- Extract
□ □ □ □ □ □ □
One of the major themes of smart home technology is collaboration - how do the products speak to each other and what is the user experience based on this tangled network? A secondary theme is the privacy and security of the solutions.
Many home automation systems are charging at these issues. Some platforms, like Apple, now manage to solve for both. As already witnessed by Apple's dominance in the mobile phone category, the company does a great job of finding partners to collaborate with it, making all the apps and accessories come together with the phone like a glove. Secondly, they are focused on making it secure. With their brand name behind it, they may make a risk-proof solution that lasts years into the future.
□ □ □ □ □ □ □
- Dataset entries
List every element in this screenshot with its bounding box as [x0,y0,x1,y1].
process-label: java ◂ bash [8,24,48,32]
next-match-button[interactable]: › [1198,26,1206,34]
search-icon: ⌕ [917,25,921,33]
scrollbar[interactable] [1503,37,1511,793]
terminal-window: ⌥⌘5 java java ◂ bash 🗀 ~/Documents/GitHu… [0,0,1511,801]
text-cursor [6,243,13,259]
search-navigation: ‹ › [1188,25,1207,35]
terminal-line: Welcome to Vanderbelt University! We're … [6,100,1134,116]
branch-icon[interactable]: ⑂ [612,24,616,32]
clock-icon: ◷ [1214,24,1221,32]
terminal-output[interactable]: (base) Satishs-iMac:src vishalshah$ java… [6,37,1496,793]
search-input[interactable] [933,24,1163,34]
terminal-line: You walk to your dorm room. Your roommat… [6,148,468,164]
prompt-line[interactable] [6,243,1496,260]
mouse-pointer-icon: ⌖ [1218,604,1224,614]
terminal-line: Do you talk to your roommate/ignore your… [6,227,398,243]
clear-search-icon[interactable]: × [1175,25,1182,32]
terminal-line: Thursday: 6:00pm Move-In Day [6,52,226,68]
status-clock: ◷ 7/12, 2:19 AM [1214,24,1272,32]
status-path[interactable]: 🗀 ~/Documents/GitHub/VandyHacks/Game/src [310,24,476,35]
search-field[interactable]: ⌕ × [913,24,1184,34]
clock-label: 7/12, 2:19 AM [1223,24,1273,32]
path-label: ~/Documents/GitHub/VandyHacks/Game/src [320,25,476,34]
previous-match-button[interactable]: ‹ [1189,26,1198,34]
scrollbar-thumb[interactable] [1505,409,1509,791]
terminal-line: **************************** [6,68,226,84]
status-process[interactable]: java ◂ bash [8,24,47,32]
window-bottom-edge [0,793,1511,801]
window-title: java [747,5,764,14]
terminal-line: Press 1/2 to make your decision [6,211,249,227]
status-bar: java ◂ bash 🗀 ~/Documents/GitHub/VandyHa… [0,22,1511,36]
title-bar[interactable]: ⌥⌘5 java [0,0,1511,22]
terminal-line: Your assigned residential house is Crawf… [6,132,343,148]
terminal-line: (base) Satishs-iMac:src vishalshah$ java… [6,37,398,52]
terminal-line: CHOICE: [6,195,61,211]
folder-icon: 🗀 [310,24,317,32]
□ □ □ □ □ □ □
- Work request A
Answer these questions from the smart home passage:
(i) What does the passage name as the secondary theme of smart home technology?
(ii) In which product category has Apple's dominance already been witnessed?
(iii) With its brand name behind it, what may Apple make?
- Work request B
Extend the passage on smart home technology, beginning right after its final sentence.

- Answer box A
(i) The privacy and security of the solutions.
(ii) The mobile phone category.
(iii) A risk-proof solution that lasts years into the future.

- Answer box B
Apple’s HomeKit platform seeks to provide a single overarching ecosystem within which all sorts of smart devices can coexist in harmony. Provided a device was made HomeKit-compatible by its manufacturer, it’s ready to integrate with the existing HomeKit hub setup. After this, users can simply begin interacting with the Home app or by talking to Apple’s digital voice assistant, Siri, to enact precise control over every room in the house. There’s no need for hubs to wrangle half a dozen different communication standards, no juggling multiple apps and no hoping that the newest smart device will play nicely with everything else.
Using home automation, it’s crucial to know which products are compatible with one another. In the world of smart home systems, gadgets can only communicate if they speak using the same language or “standard.” Users typically require a separate app for each system, and separate hardware too. And in this still early market, tech firms still tend to see the most profitable business model as one that acts as a walled garden. However, manufacturers are becoming aware that more compatibility is important – soon we hope to see devices that support Apple’s HomeKit, and Google’s Weave, as well as the other systems still on the horizon.